start AVAILABLE DATA

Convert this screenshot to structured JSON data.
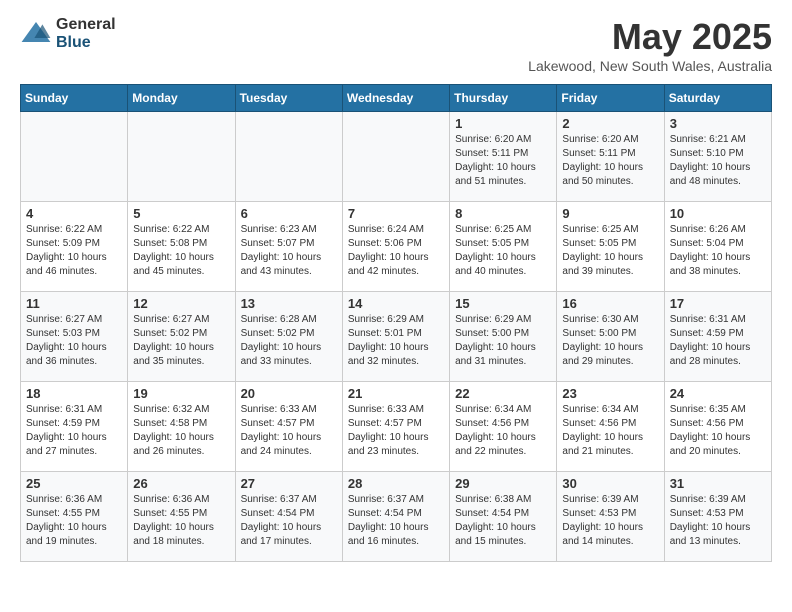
{
  "logo": {
    "general": "General",
    "blue": "Blue"
  },
  "title": {
    "month_year": "May 2025",
    "location": "Lakewood, New South Wales, Australia"
  },
  "days_of_week": [
    "Sunday",
    "Monday",
    "Tuesday",
    "Wednesday",
    "Thursday",
    "Friday",
    "Saturday"
  ],
  "weeks": [
    [
      {
        "day": "",
        "info": ""
      },
      {
        "day": "",
        "info": ""
      },
      {
        "day": "",
        "info": ""
      },
      {
        "day": "",
        "info": ""
      },
      {
        "day": "1",
        "info": "Sunrise: 6:20 AM\nSunset: 5:11 PM\nDaylight: 10 hours\nand 51 minutes."
      },
      {
        "day": "2",
        "info": "Sunrise: 6:20 AM\nSunset: 5:11 PM\nDaylight: 10 hours\nand 50 minutes."
      },
      {
        "day": "3",
        "info": "Sunrise: 6:21 AM\nSunset: 5:10 PM\nDaylight: 10 hours\nand 48 minutes."
      }
    ],
    [
      {
        "day": "4",
        "info": "Sunrise: 6:22 AM\nSunset: 5:09 PM\nDaylight: 10 hours\nand 46 minutes."
      },
      {
        "day": "5",
        "info": "Sunrise: 6:22 AM\nSunset: 5:08 PM\nDaylight: 10 hours\nand 45 minutes."
      },
      {
        "day": "6",
        "info": "Sunrise: 6:23 AM\nSunset: 5:07 PM\nDaylight: 10 hours\nand 43 minutes."
      },
      {
        "day": "7",
        "info": "Sunrise: 6:24 AM\nSunset: 5:06 PM\nDaylight: 10 hours\nand 42 minutes."
      },
      {
        "day": "8",
        "info": "Sunrise: 6:25 AM\nSunset: 5:05 PM\nDaylight: 10 hours\nand 40 minutes."
      },
      {
        "day": "9",
        "info": "Sunrise: 6:25 AM\nSunset: 5:05 PM\nDaylight: 10 hours\nand 39 minutes."
      },
      {
        "day": "10",
        "info": "Sunrise: 6:26 AM\nSunset: 5:04 PM\nDaylight: 10 hours\nand 38 minutes."
      }
    ],
    [
      {
        "day": "11",
        "info": "Sunrise: 6:27 AM\nSunset: 5:03 PM\nDaylight: 10 hours\nand 36 minutes."
      },
      {
        "day": "12",
        "info": "Sunrise: 6:27 AM\nSunset: 5:02 PM\nDaylight: 10 hours\nand 35 minutes."
      },
      {
        "day": "13",
        "info": "Sunrise: 6:28 AM\nSunset: 5:02 PM\nDaylight: 10 hours\nand 33 minutes."
      },
      {
        "day": "14",
        "info": "Sunrise: 6:29 AM\nSunset: 5:01 PM\nDaylight: 10 hours\nand 32 minutes."
      },
      {
        "day": "15",
        "info": "Sunrise: 6:29 AM\nSunset: 5:00 PM\nDaylight: 10 hours\nand 31 minutes."
      },
      {
        "day": "16",
        "info": "Sunrise: 6:30 AM\nSunset: 5:00 PM\nDaylight: 10 hours\nand 29 minutes."
      },
      {
        "day": "17",
        "info": "Sunrise: 6:31 AM\nSunset: 4:59 PM\nDaylight: 10 hours\nand 28 minutes."
      }
    ],
    [
      {
        "day": "18",
        "info": "Sunrise: 6:31 AM\nSunset: 4:59 PM\nDaylight: 10 hours\nand 27 minutes."
      },
      {
        "day": "19",
        "info": "Sunrise: 6:32 AM\nSunset: 4:58 PM\nDaylight: 10 hours\nand 26 minutes."
      },
      {
        "day": "20",
        "info": "Sunrise: 6:33 AM\nSunset: 4:57 PM\nDaylight: 10 hours\nand 24 minutes."
      },
      {
        "day": "21",
        "info": "Sunrise: 6:33 AM\nSunset: 4:57 PM\nDaylight: 10 hours\nand 23 minutes."
      },
      {
        "day": "22",
        "info": "Sunrise: 6:34 AM\nSunset: 4:56 PM\nDaylight: 10 hours\nand 22 minutes."
      },
      {
        "day": "23",
        "info": "Sunrise: 6:34 AM\nSunset: 4:56 PM\nDaylight: 10 hours\nand 21 minutes."
      },
      {
        "day": "24",
        "info": "Sunrise: 6:35 AM\nSunset: 4:56 PM\nDaylight: 10 hours\nand 20 minutes."
      }
    ],
    [
      {
        "day": "25",
        "info": "Sunrise: 6:36 AM\nSunset: 4:55 PM\nDaylight: 10 hours\nand 19 minutes."
      },
      {
        "day": "26",
        "info": "Sunrise: 6:36 AM\nSunset: 4:55 PM\nDaylight: 10 hours\nand 18 minutes."
      },
      {
        "day": "27",
        "info": "Sunrise: 6:37 AM\nSunset: 4:54 PM\nDaylight: 10 hours\nand 17 minutes."
      },
      {
        "day": "28",
        "info": "Sunrise: 6:37 AM\nSunset: 4:54 PM\nDaylight: 10 hours\nand 16 minutes."
      },
      {
        "day": "29",
        "info": "Sunrise: 6:38 AM\nSunset: 4:54 PM\nDaylight: 10 hours\nand 15 minutes."
      },
      {
        "day": "30",
        "info": "Sunrise: 6:39 AM\nSunset: 4:53 PM\nDaylight: 10 hours\nand 14 minutes."
      },
      {
        "day": "31",
        "info": "Sunrise: 6:39 AM\nSunset: 4:53 PM\nDaylight: 10 hours\nand 13 minutes."
      }
    ]
  ]
}
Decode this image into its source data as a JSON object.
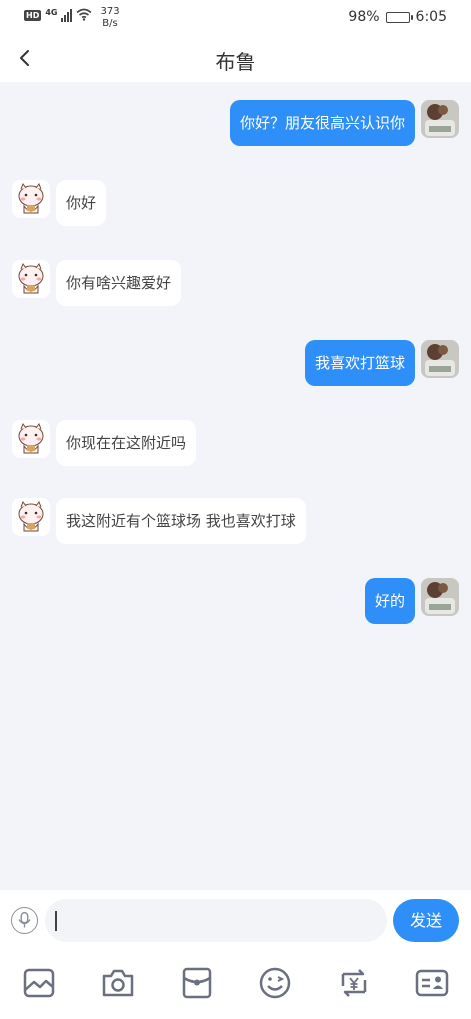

end AVAILABLE DATA

- _EXERCISE OBJECTIVE_: All of the material above needs to be restated exactly, with no pictures.

- _TASK RESPONSE_:
Convert this screenshot to structured JSON data.
{
  "logo": {
    "general": "General",
    "blue": "Blue"
  },
  "title": {
    "month_year": "May 2025",
    "location": "Lakewood, New South Wales, Australia"
  },
  "days_of_week": [
    "Sunday",
    "Monday",
    "Tuesday",
    "Wednesday",
    "Thursday",
    "Friday",
    "Saturday"
  ],
  "weeks": [
    [
      {
        "day": "",
        "info": ""
      },
      {
        "day": "",
        "info": ""
      },
      {
        "day": "",
        "info": ""
      },
      {
        "day": "",
        "info": ""
      },
      {
        "day": "1",
        "info": "Sunrise: 6:20 AM\nSunset: 5:11 PM\nDaylight: 10 hours\nand 51 minutes."
      },
      {
        "day": "2",
        "info": "Sunrise: 6:20 AM\nSunset: 5:11 PM\nDaylight: 10 hours\nand 50 minutes."
      },
      {
        "day": "3",
        "info": "Sunrise: 6:21 AM\nSunset: 5:10 PM\nDaylight: 10 hours\nand 48 minutes."
      }
    ],
    [
      {
        "day": "4",
        "info": "Sunrise: 6:22 AM\nSunset: 5:09 PM\nDaylight: 10 hours\nand 46 minutes."
      },
      {
        "day": "5",
        "info": "Sunrise: 6:22 AM\nSunset: 5:08 PM\nDaylight: 10 hours\nand 45 minutes."
      },
      {
        "day": "6",
        "info": "Sunrise: 6:23 AM\nSunset: 5:07 PM\nDaylight: 10 hours\nand 43 minutes."
      },
      {
        "day": "7",
        "info": "Sunrise: 6:24 AM\nSunset: 5:06 PM\nDaylight: 10 hours\nand 42 minutes."
      },
      {
        "day": "8",
        "info": "Sunrise: 6:25 AM\nSunset: 5:05 PM\nDaylight: 10 hours\nand 40 minutes."
      },
      {
        "day": "9",
        "info": "Sunrise: 6:25 AM\nSunset: 5:05 PM\nDaylight: 10 hours\nand 39 minutes."
      },
      {
        "day": "10",
        "info": "Sunrise: 6:26 AM\nSunset: 5:04 PM\nDaylight: 10 hours\nand 38 minutes."
      }
    ],
    [
      {
        "day": "11",
        "info": "Sunrise: 6:27 AM\nSunset: 5:03 PM\nDaylight: 10 hours\nand 36 minutes."
      },
      {
        "day": "12",
        "info": "Sunrise: 6:27 AM\nSunset: 5:02 PM\nDaylight: 10 hours\nand 35 minutes."
      },
      {
        "day": "13",
        "info": "Sunrise: 6:28 AM\nSunset: 5:02 PM\nDaylight: 10 hours\nand 33 minutes."
      },
      {
        "day": "14",
        "info": "Sunrise: 6:29 AM\nSunset: 5:01 PM\nDaylight: 10 hours\nand 32 minutes."
      },
      {
        "day": "15",
        "info": "Sunrise: 6:29 AM\nSunset: 5:00 PM\nDaylight: 10 hours\nand 31 minutes."
      },
      {
        "day": "16",
        "info": "Sunrise: 6:30 AM\nSunset: 5:00 PM\nDaylight: 10 hours\nand 29 minutes."
      },
      {
        "day": "17",
        "info": "Sunrise: 6:31 AM\nSunset: 4:59 PM\nDaylight: 10 hours\nand 28 minutes."
      }
    ],
    [
      {
        "day": "18",
        "info": "Sunrise: 6:31 AM\nSunset: 4:59 PM\nDaylight: 10 hours\nand 27 minutes."
      },
      {
        "day": "19",
        "info": "Sunrise: 6:32 AM\nSunset: 4:58 PM\nDaylight: 10 hours\nand 26 minutes."
      },
      {
        "day": "20",
        "info": "Sunrise: 6:33 AM\nSunset: 4:57 PM\nDaylight: 10 hours\nand 24 minutes."
      },
      {
        "day": "21",
        "info": "Sunrise: 6:33 AM\nSunset: 4:57 PM\nDaylight: 10 hours\nand 23 minutes."
      },
      {
        "day": "22",
        "info": "Sunrise: 6:34 AM\nSunset: 4:56 PM\nDaylight: 10 hours\nand 22 minutes."
      },
      {
        "day": "23",
        "info": "Sunrise: 6:34 AM\nSunset: 4:56 PM\nDaylight: 10 hours\nand 21 minutes."
      },
      {
        "day": "24",
        "info": "Sunrise: 6:35 AM\nSunset: 4:56 PM\nDaylight: 10 hours\nand 20 minutes."
      }
    ],
    [
      {
        "day": "25",
        "info": "Sunrise: 6:36 AM\nSunset: 4:55 PM\nDaylight: 10 hours\nand 19 minutes."
      },
      {
        "day": "26",
        "info": "Sunrise: 6:36 AM\nSunset: 4:55 PM\nDaylight: 10 hours\nand 18 minutes."
      },
      {
        "day": "27",
        "info": "Sunrise: 6:37 AM\nSunset: 4:54 PM\nDaylight: 10 hours\nand 17 minutes."
      },
      {
        "day": "28",
        "info": "Sunrise: 6:37 AM\nSunset: 4:54 PM\nDaylight: 10 hours\nand 16 minutes."
      },
      {
        "day": "29",
        "info": "Sunrise: 6:38 AM\nSunset: 4:54 PM\nDaylight: 10 hours\nand 15 minutes."
      },
      {
        "day": "30",
        "info": "Sunrise: 6:39 AM\nSunset: 4:53 PM\nDaylight: 10 hours\nand 14 minutes."
      },
      {
        "day": "31",
        "info": "Sunrise: 6:39 AM\nSunset: 4:53 PM\nDaylight: 10 hours\nand 13 minutes."
      }
    ]
  ]
}
Decode this image into its source data as a JSON object.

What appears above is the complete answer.